▶ **Exercise task**
Set each entry down verbatim, omitting images.

## start Data provided

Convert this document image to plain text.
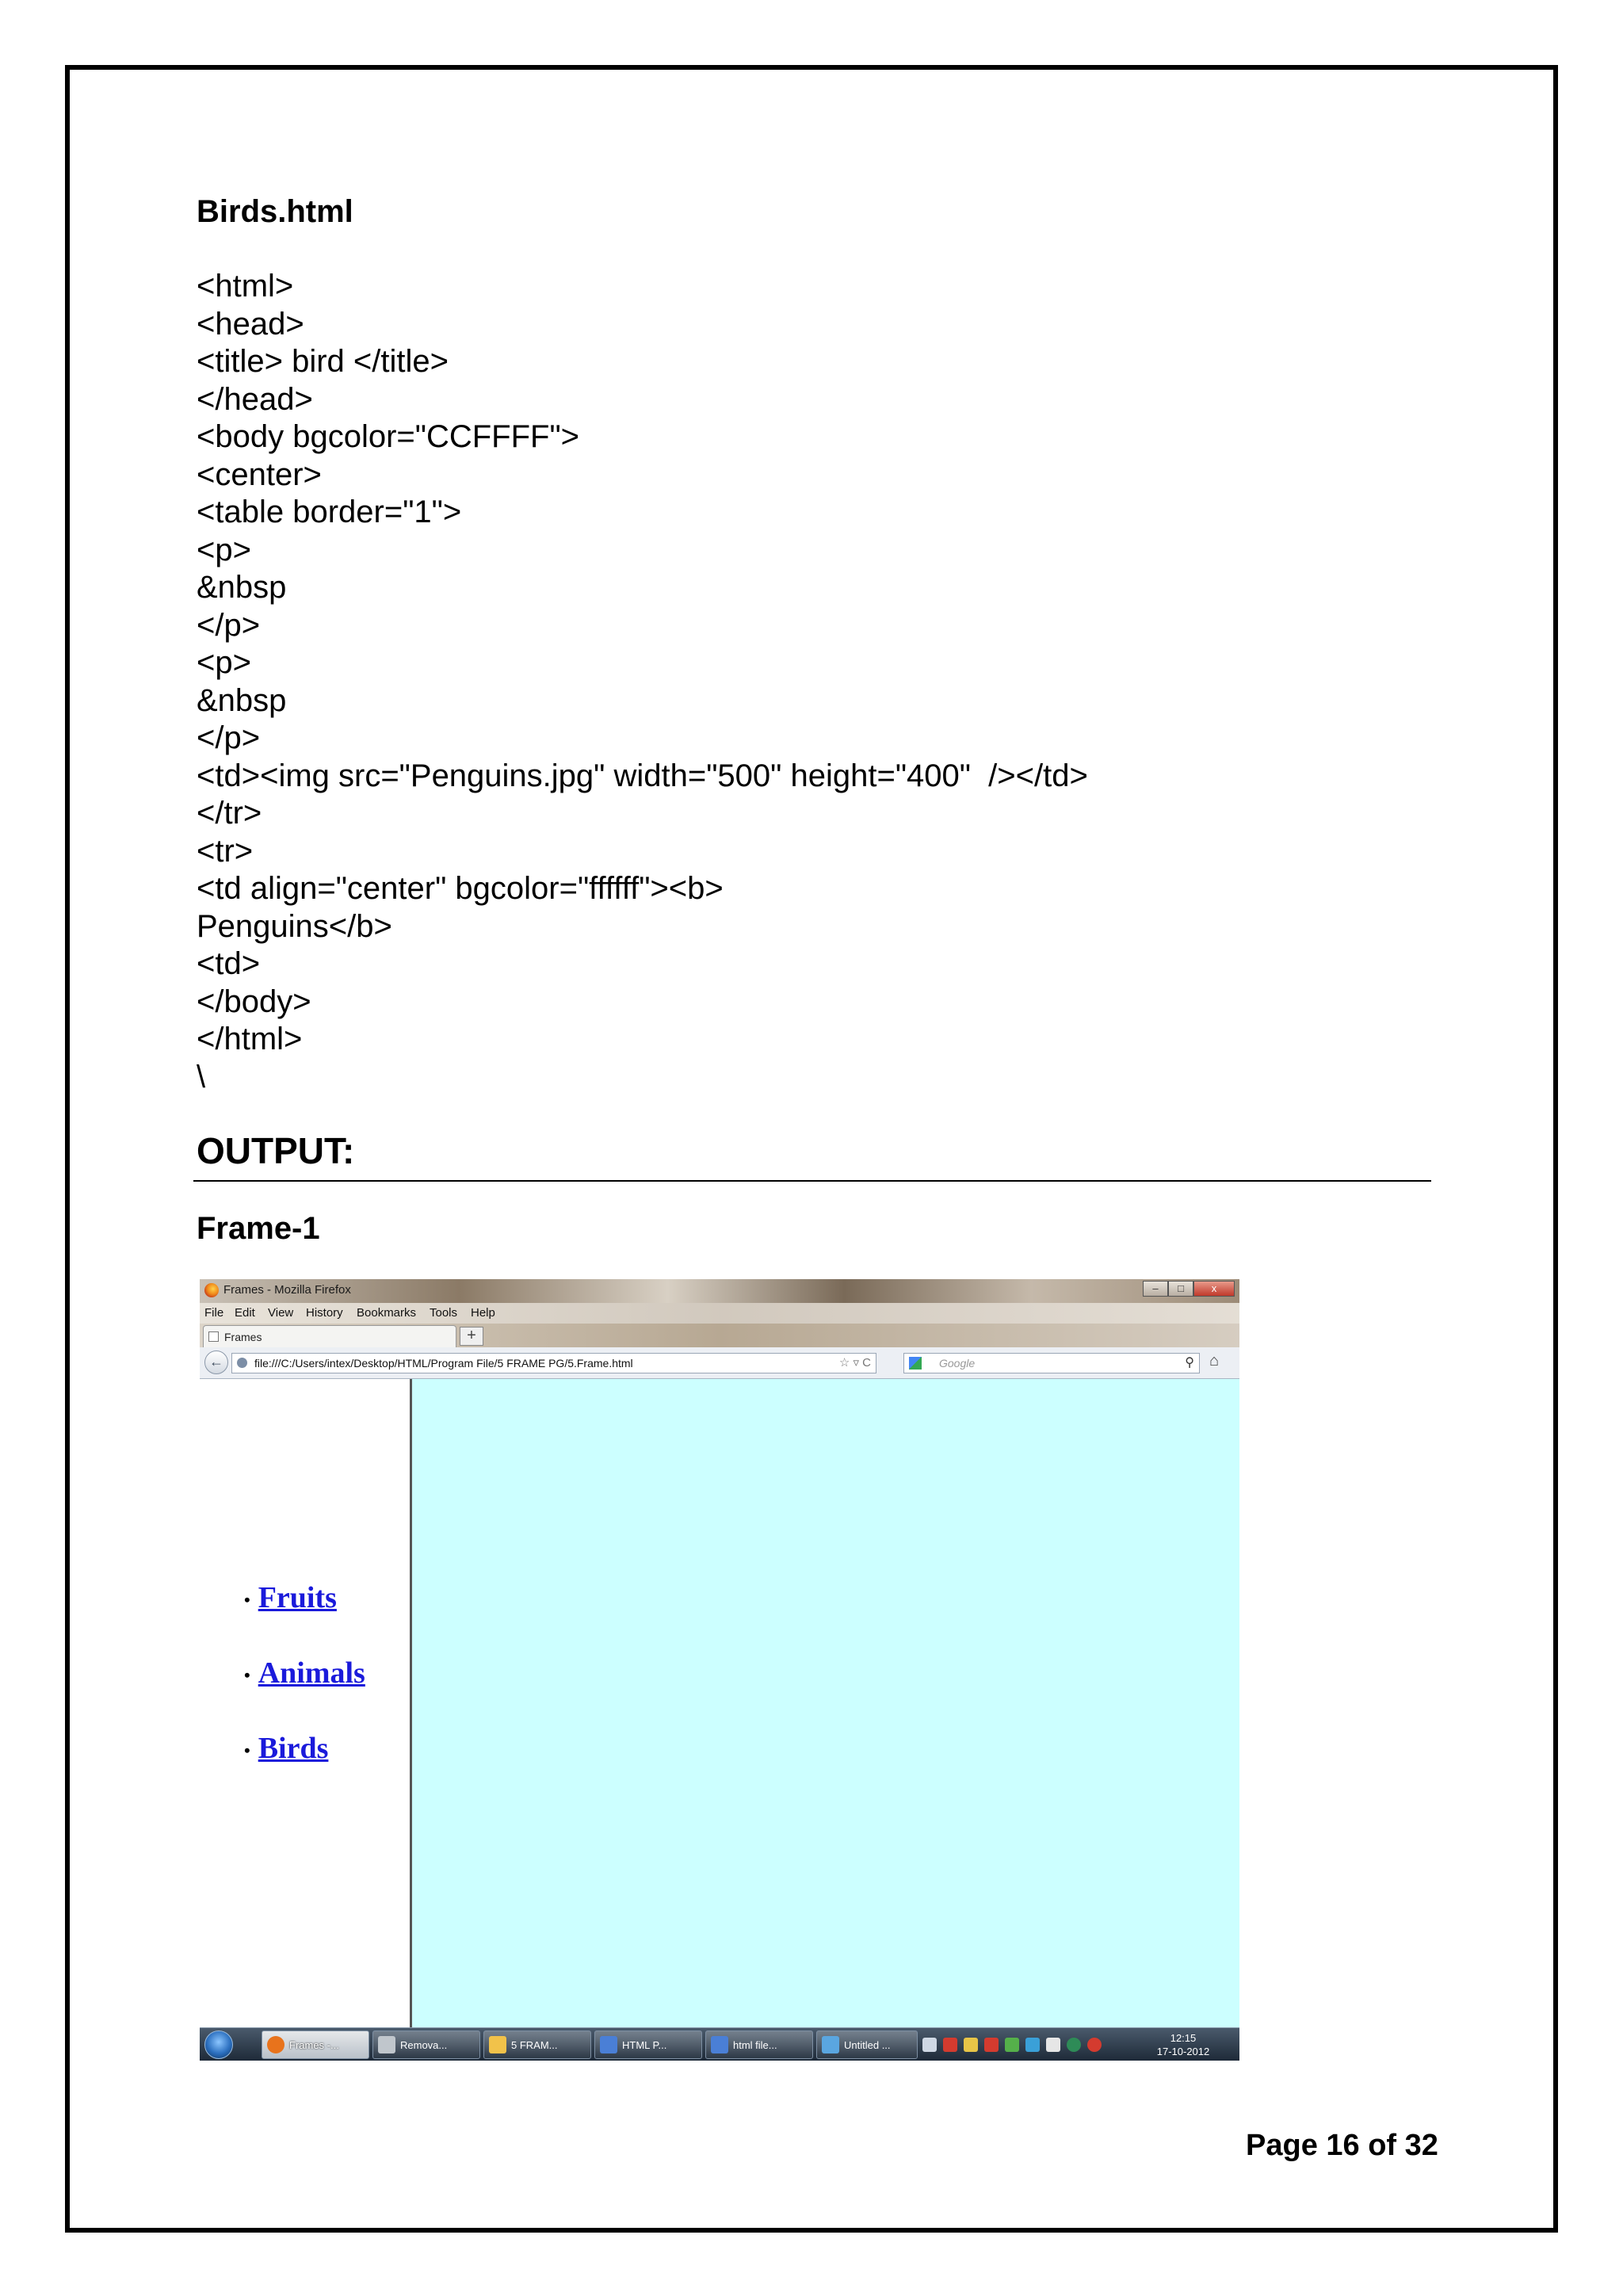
Birds.html
<html>
<head>
<title> bird </title>
</head>
<body bgcolor="CCFFFF">
<center>
<table border="1">
<p>
&nbsp
</p>
<p>
&nbsp
</p>
<td><img src="Penguins.jpg" width="500" height="400"  /></td>
</tr>
<tr>
<td align="center" bgcolor="ffffff"><b>
Penguins</b>
<td>
</body>
</html>
\
OUTPUT:
Frame-1
Frames - Mozilla Firefox	–	□	x
File Edit View History Bookmarks Tools Help
Frames	+
←	file:///C:/Users/intex/Desktop/HTML/Program File/5 FRAME PG/5.Frame.html	☆ ▿ C	Google	⚲ ⌂
• Fruits
• Animals
• Birds
Frames -...	Remova...	5 FRAM...	HTML P...	html file...	Untitled ...
12:15
17-10-2012
Page 16 of 32
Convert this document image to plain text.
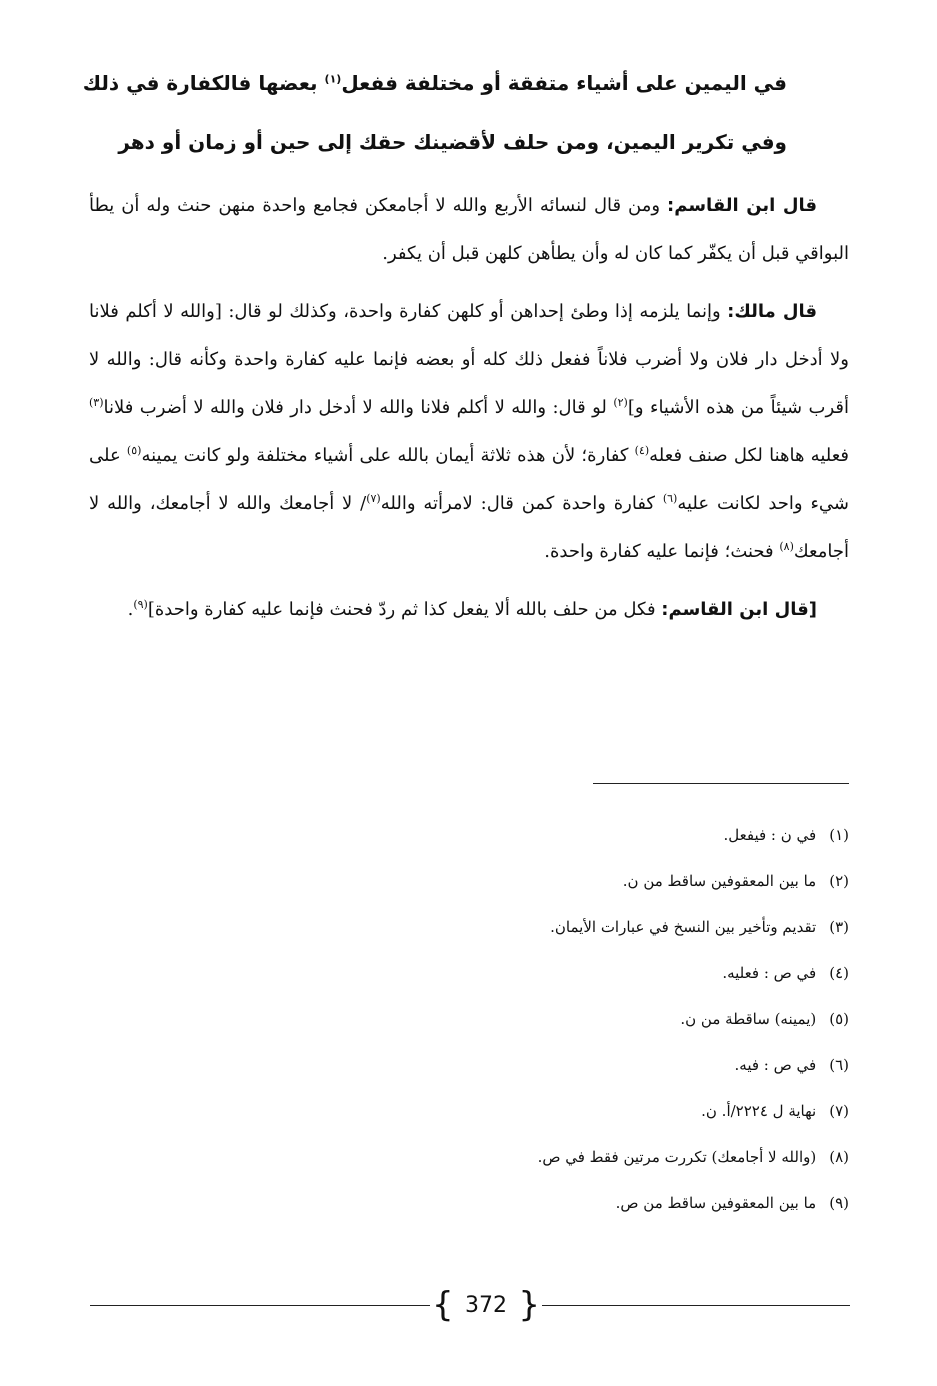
في اليمين على أشياء متفقة أو مختلفة ففعل$^{(١)}$ بعضها فالكفارة في ذلك
وفي تكرير اليمين، ومن حلف لأقضينك حقك إلى حين أو زمان أو دهر

قال ابن القاسم: ومن قال لنسائه الأربع والله لا أجامعكن فجامع واحدة منهن حنث وله أن يطأ البواقي قبل أن يكفّر كما كان له وأن يطأهن كلهن قبل أن يكفر.

قال مالك: وإنما يلزمه إذا وطئ إحداهن أو كلهن كفارة واحدة، وكذلك لو قال: [والله لا أكلم فلانا ولا أدخل دار فلان ولا أضرب فلاناً ففعل ذلك كله أو بعضه فإنما عليه كفارة واحدة وكأنه قال: والله لا أقرب شيئاً من هذه الأشياء و]$^{(٢)}$ لو قال: والله لا أكلم فلانا والله لا أدخل دار فلان والله لا أضرب فلانا$^{(٣)}$ فعليه هاهنا لكل صنف فعله$^{(٤)}$ كفارة؛ لأن هذه ثلاثة أيمان بالله على أشياء مختلفة ولو كانت يمينه$^{(٥)}$ على شيء واحد لكانت عليه$^{(٦)}$ كفارة واحدة كمن قال: لامرأته والله$^{(٧)}$/ لا أجامعك والله لا أجامعك، والله لا أجامعك$^{(٨)}$ فحنث؛ فإنما عليه كفارة واحدة.

[قال ابن القاسم: فكل من حلف بالله ألا يفعل كذا ثم ردّ فحنث فإنما عليه كفارة واحدة]$^{(٩)}$.

(١) في ن : فيفعل.
(٢) ما بين المعقوفين ساقط من ن.
(٣) تقديم وتأخير بين النسخ في عبارات الأيمان.
(٤) في ص : فعليه.
(٥) (يمينه) ساقطة من ن.
(٦) في ص : فيه.
(٧) نهاية ل ٢٢٢٤/أ. ن.
(٨) (والله لا أجامعك) تكررت مرتين فقط في ص.
(٩) ما بين المعقوفين ساقط من ص.
{ 372 }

## end Data provided

▶ **Response to this exercise**
Convert this document image to plain text.
Birds.html
<html>
<head>
<title> bird </title>
</head>
<body bgcolor="CCFFFF">
<center>
<table border="1">
<p>
&nbsp
</p>
<p>
&nbsp
</p>
<td><img src="Penguins.jpg" width="500" height="400"  /></td>
</tr>
<tr>
<td align="center" bgcolor="ffffff"><b>
Penguins</b>
<td>
</body>
</html>
\
OUTPUT:
Frame-1
Frames - Mozilla Firefox	–	□	x
File Edit View History Bookmarks Tools Help
Frames	+
←	file:///C:/Users/intex/Desktop/HTML/Program File/5 FRAME PG/5.Frame.html	☆ ▿ C	Google	⚲ ⌂
• Fruits
• Animals
• Birds
Frames -...	Remova...	5 FRAM...	HTML P...	html file...	Untitled ...
12:15
17-10-2012
Page 16 of 32
Convert this document image to plain text.
في اليمين على أشياء متفقة أو مختلفة ففعل$^{(١)}$ بعضها فالكفارة في ذلك
وفي تكرير اليمين، ومن حلف لأقضينك حقك إلى حين أو زمان أو دهر

قال ابن القاسم: ومن قال لنسائه الأربع والله لا أجامعكن فجامع واحدة منهن حنث وله أن يطأ البواقي قبل أن يكفّر كما كان له وأن يطأهن كلهن قبل أن يكفر.

قال مالك: وإنما يلزمه إذا وطئ إحداهن أو كلهن كفارة واحدة، وكذلك لو قال: [والله لا أكلم فلانا ولا أدخل دار فلان ولا أضرب فلاناً ففعل ذلك كله أو بعضه فإنما عليه كفارة واحدة وكأنه قال: والله لا أقرب شيئاً من هذه الأشياء و]$^{(٢)}$ لو قال: والله لا أكلم فلانا والله لا أدخل دار فلان والله لا أضرب فلانا$^{(٣)}$ فعليه هاهنا لكل صنف فعله$^{(٤)}$ كفارة؛ لأن هذه ثلاثة أيمان بالله على أشياء مختلفة ولو كانت يمينه$^{(٥)}$ على شيء واحد لكانت عليه$^{(٦)}$ كفارة واحدة كمن قال: لامرأته والله$^{(٧)}$/ لا أجامعك والله لا أجامعك، والله لا أجامعك$^{(٨)}$ فحنث؛ فإنما عليه كفارة واحدة.

[قال ابن القاسم: فكل من حلف بالله ألا يفعل كذا ثم ردّ فحنث فإنما عليه كفارة واحدة]$^{(٩)}$.

(١) في ن : فيفعل.
(٢) ما بين المعقوفين ساقط من ن.
(٣) تقديم وتأخير بين النسخ في عبارات الأيمان.
(٤) في ص : فعليه.
(٥) (يمينه) ساقطة من ن.
(٦) في ص : فيه.
(٧) نهاية ل ٢٢٢٤/أ. ن.
(٨) (والله لا أجامعك) تكررت مرتين فقط في ص.
(٩) ما بين المعقوفين ساقط من ص.
{ 372 }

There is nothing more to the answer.